Dataset rows
## start

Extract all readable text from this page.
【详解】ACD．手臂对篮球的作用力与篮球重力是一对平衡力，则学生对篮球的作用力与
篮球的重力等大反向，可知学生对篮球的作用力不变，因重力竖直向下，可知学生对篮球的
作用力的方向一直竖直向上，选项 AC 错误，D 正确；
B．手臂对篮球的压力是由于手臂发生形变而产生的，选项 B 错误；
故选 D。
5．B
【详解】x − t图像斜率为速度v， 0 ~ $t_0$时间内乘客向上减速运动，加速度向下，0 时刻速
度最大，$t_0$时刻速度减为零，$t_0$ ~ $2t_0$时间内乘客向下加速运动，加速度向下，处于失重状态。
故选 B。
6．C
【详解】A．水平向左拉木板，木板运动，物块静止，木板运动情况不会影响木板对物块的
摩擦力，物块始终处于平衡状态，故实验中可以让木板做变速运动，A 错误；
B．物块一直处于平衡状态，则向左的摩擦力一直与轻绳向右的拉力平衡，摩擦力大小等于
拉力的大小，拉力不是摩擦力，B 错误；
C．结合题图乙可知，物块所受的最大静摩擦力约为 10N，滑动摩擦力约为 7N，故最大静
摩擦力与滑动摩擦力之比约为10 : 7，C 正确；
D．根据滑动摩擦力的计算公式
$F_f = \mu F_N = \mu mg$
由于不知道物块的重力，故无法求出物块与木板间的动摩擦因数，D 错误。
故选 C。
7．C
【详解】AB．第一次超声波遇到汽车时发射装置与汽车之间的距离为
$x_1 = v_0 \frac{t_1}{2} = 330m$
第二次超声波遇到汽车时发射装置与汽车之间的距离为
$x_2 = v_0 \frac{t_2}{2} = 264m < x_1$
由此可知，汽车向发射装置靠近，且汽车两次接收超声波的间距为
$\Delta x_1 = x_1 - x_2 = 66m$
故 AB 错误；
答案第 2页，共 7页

## end

What needs to be done
Extract the listing in its entirety, matching it exactly.

Written answer
Extract all readable text from this page.
【详解】ACD．手臂对篮球的作用力与篮球重力是一对平衡力，则学生对篮球的作用力与
篮球的重力等大反向，可知学生对篮球的作用力不变，因重力竖直向下，可知学生对篮球的
作用力的方向一直竖直向上，选项 AC 错误，D 正确；
B．手臂对篮球的压力是由于手臂发生形变而产生的，选项 B 错误；
故选 D。
5．B
【详解】x − t图像斜率为速度v， 0 ~ $t_0$时间内乘客向上减速运动，加速度向下，0 时刻速
度最大，$t_0$时刻速度减为零，$t_0$ ~ $2t_0$时间内乘客向下加速运动，加速度向下，处于失重状态。
故选 B。
6．C
【详解】A．水平向左拉木板，木板运动，物块静止，木板运动情况不会影响木板对物块的
摩擦力，物块始终处于平衡状态，故实验中可以让木板做变速运动，A 错误；
B．物块一直处于平衡状态，则向左的摩擦力一直与轻绳向右的拉力平衡，摩擦力大小等于
拉力的大小，拉力不是摩擦力，B 错误；
C．结合题图乙可知，物块所受的最大静摩擦力约为 10N，滑动摩擦力约为 7N，故最大静
摩擦力与滑动摩擦力之比约为10 : 7，C 正确；
D．根据滑动摩擦力的计算公式
$F_f = \mu F_N = \mu mg$
由于不知道物块的重力，故无法求出物块与木板间的动摩擦因数，D 错误。
故选 C。
7．C
【详解】AB．第一次超声波遇到汽车时发射装置与汽车之间的距离为
$x_1 = v_0 \frac{t_1}{2} = 330m$
第二次超声波遇到汽车时发射装置与汽车之间的距离为
$x_2 = v_0 \frac{t_2}{2} = 264m < x_1$
由此可知，汽车向发射装置靠近，且汽车两次接收超声波的间距为
$\Delta x_1 = x_1 - x_2 = 66m$
故 AB 错误；
答案第 2页，共 7页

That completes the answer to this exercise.